-- START OF RECORDS FOR PROCESSING --
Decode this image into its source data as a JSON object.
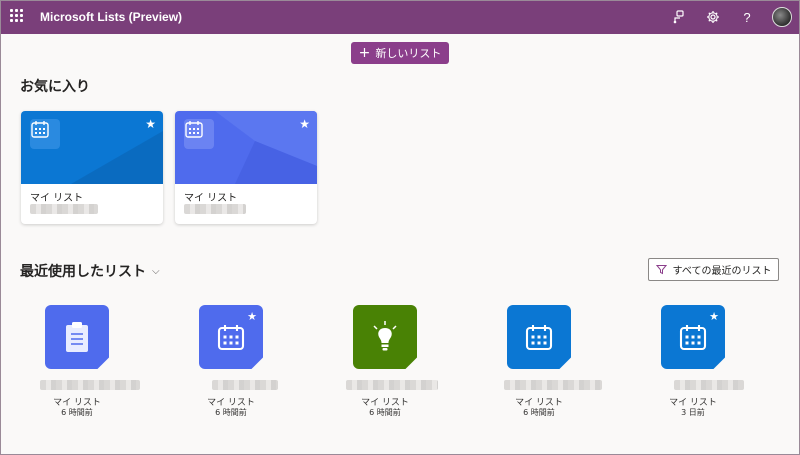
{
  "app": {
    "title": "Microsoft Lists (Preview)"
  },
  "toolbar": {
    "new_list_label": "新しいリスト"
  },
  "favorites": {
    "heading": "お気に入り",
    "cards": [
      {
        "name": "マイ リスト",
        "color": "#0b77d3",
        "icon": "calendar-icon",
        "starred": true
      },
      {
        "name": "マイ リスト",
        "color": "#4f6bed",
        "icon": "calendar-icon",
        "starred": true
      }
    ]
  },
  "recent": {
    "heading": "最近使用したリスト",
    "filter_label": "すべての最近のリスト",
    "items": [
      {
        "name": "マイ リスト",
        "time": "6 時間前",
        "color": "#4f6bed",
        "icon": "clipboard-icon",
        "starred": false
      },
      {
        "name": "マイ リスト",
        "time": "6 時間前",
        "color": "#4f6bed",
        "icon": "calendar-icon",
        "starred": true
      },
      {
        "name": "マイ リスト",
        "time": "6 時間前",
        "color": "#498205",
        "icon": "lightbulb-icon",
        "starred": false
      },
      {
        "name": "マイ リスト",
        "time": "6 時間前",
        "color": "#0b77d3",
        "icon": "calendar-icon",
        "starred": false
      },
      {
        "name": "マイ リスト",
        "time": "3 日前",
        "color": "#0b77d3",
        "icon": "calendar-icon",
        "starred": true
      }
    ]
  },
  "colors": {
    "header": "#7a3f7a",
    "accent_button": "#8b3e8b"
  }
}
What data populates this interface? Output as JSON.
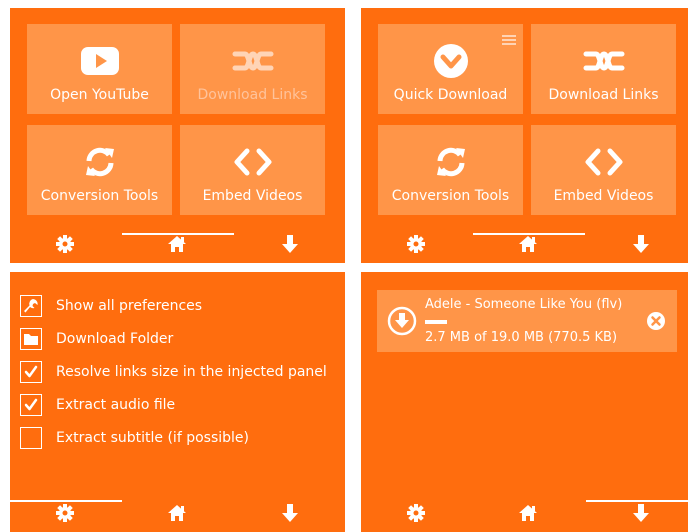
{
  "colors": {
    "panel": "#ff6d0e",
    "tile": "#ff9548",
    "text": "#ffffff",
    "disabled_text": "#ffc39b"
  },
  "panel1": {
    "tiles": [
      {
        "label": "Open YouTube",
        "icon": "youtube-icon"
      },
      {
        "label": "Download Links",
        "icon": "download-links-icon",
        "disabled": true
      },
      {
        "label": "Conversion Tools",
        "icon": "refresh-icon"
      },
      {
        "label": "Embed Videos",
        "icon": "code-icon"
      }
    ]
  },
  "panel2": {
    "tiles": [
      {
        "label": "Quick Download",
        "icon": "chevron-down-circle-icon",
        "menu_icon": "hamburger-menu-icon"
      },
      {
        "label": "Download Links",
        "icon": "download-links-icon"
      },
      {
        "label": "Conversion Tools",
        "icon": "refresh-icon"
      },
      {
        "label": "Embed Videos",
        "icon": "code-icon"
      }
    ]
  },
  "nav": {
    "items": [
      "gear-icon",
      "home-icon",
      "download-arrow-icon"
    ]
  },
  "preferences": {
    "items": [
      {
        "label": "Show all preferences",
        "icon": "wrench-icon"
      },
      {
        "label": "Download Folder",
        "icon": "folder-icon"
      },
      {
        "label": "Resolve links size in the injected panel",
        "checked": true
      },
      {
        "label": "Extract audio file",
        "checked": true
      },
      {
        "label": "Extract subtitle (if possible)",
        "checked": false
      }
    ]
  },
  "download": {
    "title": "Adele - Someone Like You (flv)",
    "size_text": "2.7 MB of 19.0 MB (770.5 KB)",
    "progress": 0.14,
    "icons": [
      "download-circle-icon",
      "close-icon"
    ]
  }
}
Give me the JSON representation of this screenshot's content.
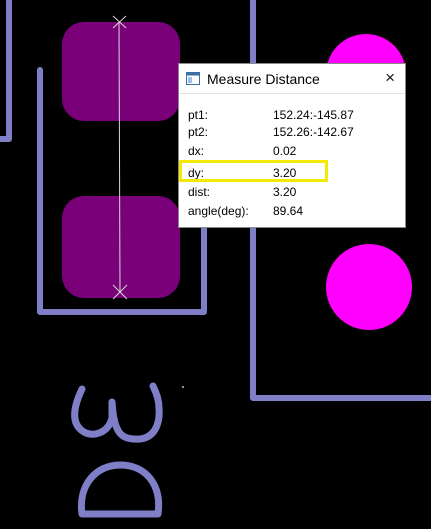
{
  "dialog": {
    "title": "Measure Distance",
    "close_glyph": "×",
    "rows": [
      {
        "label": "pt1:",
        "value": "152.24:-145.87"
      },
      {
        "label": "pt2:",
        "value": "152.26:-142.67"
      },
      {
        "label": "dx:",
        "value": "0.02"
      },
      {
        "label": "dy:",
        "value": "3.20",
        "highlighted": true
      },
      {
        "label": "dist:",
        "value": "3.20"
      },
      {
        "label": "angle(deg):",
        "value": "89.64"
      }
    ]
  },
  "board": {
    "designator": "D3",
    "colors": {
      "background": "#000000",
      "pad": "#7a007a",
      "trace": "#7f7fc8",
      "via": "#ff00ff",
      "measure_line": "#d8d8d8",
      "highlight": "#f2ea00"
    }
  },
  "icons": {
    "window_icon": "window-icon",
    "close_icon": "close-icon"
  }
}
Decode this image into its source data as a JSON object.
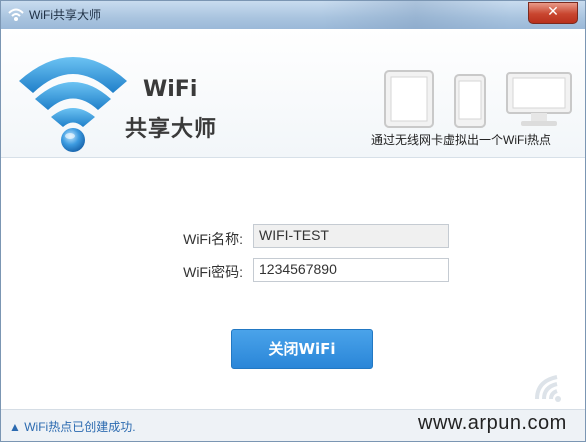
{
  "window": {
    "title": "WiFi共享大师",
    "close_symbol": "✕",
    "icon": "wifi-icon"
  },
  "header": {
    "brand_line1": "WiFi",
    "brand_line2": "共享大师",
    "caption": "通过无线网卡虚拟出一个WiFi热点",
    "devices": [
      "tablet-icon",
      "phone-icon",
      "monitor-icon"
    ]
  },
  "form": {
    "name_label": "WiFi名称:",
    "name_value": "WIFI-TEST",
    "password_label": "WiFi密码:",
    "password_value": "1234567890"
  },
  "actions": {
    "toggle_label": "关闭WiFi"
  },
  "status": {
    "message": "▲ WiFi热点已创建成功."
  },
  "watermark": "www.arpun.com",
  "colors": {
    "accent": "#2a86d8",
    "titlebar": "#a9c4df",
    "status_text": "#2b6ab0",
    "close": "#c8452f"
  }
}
-- END OF RECORDS FOR PROCESSING --
**WHAT YOU SHOULD DO:** Copy the entries exactly. Leave out the images.

**OUTPUT:**
Decode this image into its source data as a JSON object.
{
  "app": {
    "title": "Microsoft Lists (Preview)"
  },
  "toolbar": {
    "new_list_label": "新しいリスト"
  },
  "favorites": {
    "heading": "お気に入り",
    "cards": [
      {
        "name": "マイ リスト",
        "color": "#0b77d3",
        "icon": "calendar-icon",
        "starred": true
      },
      {
        "name": "マイ リスト",
        "color": "#4f6bed",
        "icon": "calendar-icon",
        "starred": true
      }
    ]
  },
  "recent": {
    "heading": "最近使用したリスト",
    "filter_label": "すべての最近のリスト",
    "items": [
      {
        "name": "マイ リスト",
        "time": "6 時間前",
        "color": "#4f6bed",
        "icon": "clipboard-icon",
        "starred": false
      },
      {
        "name": "マイ リスト",
        "time": "6 時間前",
        "color": "#4f6bed",
        "icon": "calendar-icon",
        "starred": true
      },
      {
        "name": "マイ リスト",
        "time": "6 時間前",
        "color": "#498205",
        "icon": "lightbulb-icon",
        "starred": false
      },
      {
        "name": "マイ リスト",
        "time": "6 時間前",
        "color": "#0b77d3",
        "icon": "calendar-icon",
        "starred": false
      },
      {
        "name": "マイ リスト",
        "time": "3 日前",
        "color": "#0b77d3",
        "icon": "calendar-icon",
        "starred": true
      }
    ]
  },
  "colors": {
    "header": "#7a3f7a",
    "accent_button": "#8b3e8b"
  }
}
What data populates this interface? Output as JSON.
{
  "colors": {
    "panel": "#ff6d0e",
    "tile": "#ff9548",
    "text": "#ffffff",
    "disabled_text": "#ffc39b"
  },
  "panel1": {
    "tiles": [
      {
        "label": "Open YouTube",
        "icon": "youtube-icon"
      },
      {
        "label": "Download Links",
        "icon": "download-links-icon",
        "disabled": true
      },
      {
        "label": "Conversion Tools",
        "icon": "refresh-icon"
      },
      {
        "label": "Embed Videos",
        "icon": "code-icon"
      }
    ]
  },
  "panel2": {
    "tiles": [
      {
        "label": "Quick Download",
        "icon": "chevron-down-circle-icon",
        "menu_icon": "hamburger-menu-icon"
      },
      {
        "label": "Download Links",
        "icon": "download-links-icon"
      },
      {
        "label": "Conversion Tools",
        "icon": "refresh-icon"
      },
      {
        "label": "Embed Videos",
        "icon": "code-icon"
      }
    ]
  },
  "nav": {
    "items": [
      "gear-icon",
      "home-icon",
      "download-arrow-icon"
    ]
  },
  "preferences": {
    "items": [
      {
        "label": "Show all preferences",
        "icon": "wrench-icon"
      },
      {
        "label": "Download Folder",
        "icon": "folder-icon"
      },
      {
        "label": "Resolve links size in the injected panel",
        "checked": true
      },
      {
        "label": "Extract audio file",
        "checked": true
      },
      {
        "label": "Extract subtitle (if possible)",
        "checked": false
      }
    ]
  },
  "download": {
    "title": "Adele - Someone Like You (flv)",
    "size_text": "2.7 MB of 19.0 MB (770.5 KB)",
    "progress": 0.14,
    "icons": [
      "download-circle-icon",
      "close-icon"
    ]
  }
}
Give me the JSON representation of this screenshot's content.
{
  "dialog": {
    "title": "Measure Distance",
    "close_glyph": "×",
    "rows": [
      {
        "label": "pt1:",
        "value": "152.24:-145.87"
      },
      {
        "label": "pt2:",
        "value": "152.26:-142.67"
      },
      {
        "label": "dx:",
        "value": "0.02"
      },
      {
        "label": "dy:",
        "value": "3.20",
        "highlighted": true
      },
      {
        "label": "dist:",
        "value": "3.20"
      },
      {
        "label": "angle(deg):",
        "value": "89.64"
      }
    ]
  },
  "board": {
    "designator": "D3",
    "colors": {
      "background": "#000000",
      "pad": "#7a007a",
      "trace": "#7f7fc8",
      "via": "#ff00ff",
      "measure_line": "#d8d8d8",
      "highlight": "#f2ea00"
    }
  },
  "icons": {
    "window_icon": "window-icon",
    "close_icon": "close-icon"
  }
}
Decode this image into its source data as a JSON object.
{
  "window": {
    "title": "WiFi共享大师",
    "close_symbol": "✕",
    "icon": "wifi-icon"
  },
  "header": {
    "brand_line1": "WiFi",
    "brand_line2": "共享大师",
    "caption": "通过无线网卡虚拟出一个WiFi热点",
    "devices": [
      "tablet-icon",
      "phone-icon",
      "monitor-icon"
    ]
  },
  "form": {
    "name_label": "WiFi名称:",
    "name_value": "WIFI-TEST",
    "password_label": "WiFi密码:",
    "password_value": "1234567890"
  },
  "actions": {
    "toggle_label": "关闭WiFi"
  },
  "status": {
    "message": "▲ WiFi热点已创建成功."
  },
  "watermark": "www.arpun.com",
  "colors": {
    "accent": "#2a86d8",
    "titlebar": "#a9c4df",
    "status_text": "#2b6ab0",
    "close": "#c8452f"
  }
}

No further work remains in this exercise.